**The exercise:** Output all the material that follows, exactly as given.

------ Data excerpts

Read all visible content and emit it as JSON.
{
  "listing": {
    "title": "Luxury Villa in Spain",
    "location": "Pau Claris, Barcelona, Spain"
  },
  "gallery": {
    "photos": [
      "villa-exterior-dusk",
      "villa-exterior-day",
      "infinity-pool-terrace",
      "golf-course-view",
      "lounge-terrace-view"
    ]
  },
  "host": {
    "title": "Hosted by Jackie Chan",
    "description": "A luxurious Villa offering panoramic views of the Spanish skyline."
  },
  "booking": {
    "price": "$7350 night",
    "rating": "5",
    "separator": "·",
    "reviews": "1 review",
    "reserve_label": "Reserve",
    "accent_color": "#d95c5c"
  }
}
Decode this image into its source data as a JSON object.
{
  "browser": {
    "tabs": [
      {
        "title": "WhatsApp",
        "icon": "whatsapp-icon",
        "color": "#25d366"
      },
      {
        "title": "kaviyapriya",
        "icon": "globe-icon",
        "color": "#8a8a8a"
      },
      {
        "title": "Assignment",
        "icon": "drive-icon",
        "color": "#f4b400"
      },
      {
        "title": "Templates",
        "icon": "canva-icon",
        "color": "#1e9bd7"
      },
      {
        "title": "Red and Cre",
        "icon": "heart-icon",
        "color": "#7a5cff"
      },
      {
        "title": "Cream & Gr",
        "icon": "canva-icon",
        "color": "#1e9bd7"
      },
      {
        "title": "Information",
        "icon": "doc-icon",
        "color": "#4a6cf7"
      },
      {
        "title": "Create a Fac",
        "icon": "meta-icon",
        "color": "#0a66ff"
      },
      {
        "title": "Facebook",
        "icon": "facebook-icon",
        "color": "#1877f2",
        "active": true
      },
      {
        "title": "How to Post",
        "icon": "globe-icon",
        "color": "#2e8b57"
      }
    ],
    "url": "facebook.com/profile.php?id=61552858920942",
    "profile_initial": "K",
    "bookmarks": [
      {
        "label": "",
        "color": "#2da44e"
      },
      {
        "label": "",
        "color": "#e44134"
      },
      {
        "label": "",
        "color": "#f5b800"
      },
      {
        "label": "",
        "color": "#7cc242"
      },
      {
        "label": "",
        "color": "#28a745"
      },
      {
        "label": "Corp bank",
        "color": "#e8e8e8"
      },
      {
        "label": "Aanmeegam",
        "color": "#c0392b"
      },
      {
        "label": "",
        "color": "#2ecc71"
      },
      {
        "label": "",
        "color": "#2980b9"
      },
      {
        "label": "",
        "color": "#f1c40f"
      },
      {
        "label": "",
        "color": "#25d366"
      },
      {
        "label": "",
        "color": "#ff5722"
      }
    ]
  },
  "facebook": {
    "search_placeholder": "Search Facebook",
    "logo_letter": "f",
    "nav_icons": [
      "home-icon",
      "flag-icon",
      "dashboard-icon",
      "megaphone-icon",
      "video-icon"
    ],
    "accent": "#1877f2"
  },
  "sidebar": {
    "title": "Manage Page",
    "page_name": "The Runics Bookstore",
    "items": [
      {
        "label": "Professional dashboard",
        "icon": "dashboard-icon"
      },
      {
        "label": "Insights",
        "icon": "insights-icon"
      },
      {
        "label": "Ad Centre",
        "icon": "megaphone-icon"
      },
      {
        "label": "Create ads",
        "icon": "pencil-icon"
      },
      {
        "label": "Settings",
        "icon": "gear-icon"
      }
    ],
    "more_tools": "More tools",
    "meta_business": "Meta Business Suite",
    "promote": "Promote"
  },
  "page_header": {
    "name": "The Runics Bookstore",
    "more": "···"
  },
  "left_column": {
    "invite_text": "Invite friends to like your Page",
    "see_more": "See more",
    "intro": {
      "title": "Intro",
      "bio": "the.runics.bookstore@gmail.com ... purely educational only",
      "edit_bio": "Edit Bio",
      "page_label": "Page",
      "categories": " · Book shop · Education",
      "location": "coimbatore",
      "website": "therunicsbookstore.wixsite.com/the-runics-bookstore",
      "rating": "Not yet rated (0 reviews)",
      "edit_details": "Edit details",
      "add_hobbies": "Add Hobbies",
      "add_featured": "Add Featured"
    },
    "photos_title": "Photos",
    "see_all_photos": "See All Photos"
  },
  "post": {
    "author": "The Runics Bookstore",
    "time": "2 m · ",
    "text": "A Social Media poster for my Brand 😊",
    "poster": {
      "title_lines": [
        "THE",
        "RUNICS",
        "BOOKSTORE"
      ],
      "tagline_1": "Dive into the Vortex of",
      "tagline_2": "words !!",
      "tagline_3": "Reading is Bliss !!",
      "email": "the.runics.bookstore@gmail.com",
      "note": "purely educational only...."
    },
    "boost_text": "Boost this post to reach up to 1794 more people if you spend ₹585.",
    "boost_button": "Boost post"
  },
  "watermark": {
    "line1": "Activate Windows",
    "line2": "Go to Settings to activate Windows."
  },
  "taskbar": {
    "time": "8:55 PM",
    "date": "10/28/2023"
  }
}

------------

**Correct response:**
Read all visible content and emit it as JSON.
{
  "listing": {
    "title": "Luxury Villa in Spain",
    "location": "Pau Claris, Barcelona, Spain"
  },
  "gallery": {
    "photos": [
      "villa-exterior-dusk",
      "villa-exterior-day",
      "infinity-pool-terrace",
      "golf-course-view",
      "lounge-terrace-view"
    ]
  },
  "host": {
    "title": "Hosted by Jackie Chan",
    "description": "A luxurious Villa offering panoramic views of the Spanish skyline."
  },
  "booking": {
    "price": "$7350 night",
    "rating": "5",
    "separator": "·",
    "reviews": "1 review",
    "reserve_label": "Reserve",
    "accent_color": "#d95c5c"
  }
}
Decode this image into its source data as a JSON object.
{
  "browser": {
    "tabs": [
      {
        "title": "WhatsApp",
        "icon": "whatsapp-icon",
        "color": "#25d366"
      },
      {
        "title": "kaviyapriya",
        "icon": "globe-icon",
        "color": "#8a8a8a"
      },
      {
        "title": "Assignment",
        "icon": "drive-icon",
        "color": "#f4b400"
      },
      {
        "title": "Templates",
        "icon": "canva-icon",
        "color": "#1e9bd7"
      },
      {
        "title": "Red and Cre",
        "icon": "heart-icon",
        "color": "#7a5cff"
      },
      {
        "title": "Cream & Gr",
        "icon": "canva-icon",
        "color": "#1e9bd7"
      },
      {
        "title": "Information",
        "icon": "doc-icon",
        "color": "#4a6cf7"
      },
      {
        "title": "Create a Fac",
        "icon": "meta-icon",
        "color": "#0a66ff"
      },
      {
        "title": "Facebook",
        "icon": "facebook-icon",
        "color": "#1877f2",
        "active": true
      },
      {
        "title": "How to Post",
        "icon": "globe-icon",
        "color": "#2e8b57"
      }
    ],
    "url": "facebook.com/profile.php?id=61552858920942",
    "profile_initial": "K",
    "bookmarks": [
      {
        "label": "",
        "color": "#2da44e"
      },
      {
        "label": "",
        "color": "#e44134"
      },
      {
        "label": "",
        "color": "#f5b800"
      },
      {
        "label": "",
        "color": "#7cc242"
      },
      {
        "label": "",
        "color": "#28a745"
      },
      {
        "label": "Corp bank",
        "color": "#e8e8e8"
      },
      {
        "label": "Aanmeegam",
        "color": "#c0392b"
      },
      {
        "label": "",
        "color": "#2ecc71"
      },
      {
        "label": "",
        "color": "#2980b9"
      },
      {
        "label": "",
        "color": "#f1c40f"
      },
      {
        "label": "",
        "color": "#25d366"
      },
      {
        "label": "",
        "color": "#ff5722"
      }
    ]
  },
  "facebook": {
    "search_placeholder": "Search Facebook",
    "logo_letter": "f",
    "nav_icons": [
      "home-icon",
      "flag-icon",
      "dashboard-icon",
      "megaphone-icon",
      "video-icon"
    ],
    "accent": "#1877f2"
  },
  "sidebar": {
    "title": "Manage Page",
    "page_name": "The Runics Bookstore",
    "items": [
      {
        "label": "Professional dashboard",
        "icon": "dashboard-icon"
      },
      {
        "label": "Insights",
        "icon": "insights-icon"
      },
      {
        "label": "Ad Centre",
        "icon": "megaphone-icon"
      },
      {
        "label": "Create ads",
        "icon": "pencil-icon"
      },
      {
        "label": "Settings",
        "icon": "gear-icon"
      }
    ],
    "more_tools": "More tools",
    "meta_business": "Meta Business Suite",
    "promote": "Promote"
  },
  "page_header": {
    "name": "The Runics Bookstore",
    "more": "···"
  },
  "left_column": {
    "invite_text": "Invite friends to like your Page",
    "see_more": "See more",
    "intro": {
      "title": "Intro",
      "bio": "the.runics.bookstore@gmail.com ... purely educational only",
      "edit_bio": "Edit Bio",
      "page_label": "Page",
      "categories": " · Book shop · Education",
      "location": "coimbatore",
      "website": "therunicsbookstore.wixsite.com/the-runics-bookstore",
      "rating": "Not yet rated (0 reviews)",
      "edit_details": "Edit details",
      "add_hobbies": "Add Hobbies",
      "add_featured": "Add Featured"
    },
    "photos_title": "Photos",
    "see_all_photos": "See All Photos"
  },
  "post": {
    "author": "The Runics Bookstore",
    "time": "2 m · ",
    "text": "A Social Media poster for my Brand 😊",
    "poster": {
      "title_lines": [
        "THE",
        "RUNICS",
        "BOOKSTORE"
      ],
      "tagline_1": "Dive into the Vortex of",
      "tagline_2": "words !!",
      "tagline_3": "Reading is Bliss !!",
      "email": "the.runics.bookstore@gmail.com",
      "note": "purely educational only...."
    },
    "boost_text": "Boost this post to reach up to 1794 more people if you spend ₹585.",
    "boost_button": "Boost post"
  },
  "watermark": {
    "line1": "Activate Windows",
    "line2": "Go to Settings to activate Windows."
  },
  "taskbar": {
    "time": "8:55 PM",
    "date": "10/28/2023"
  }
}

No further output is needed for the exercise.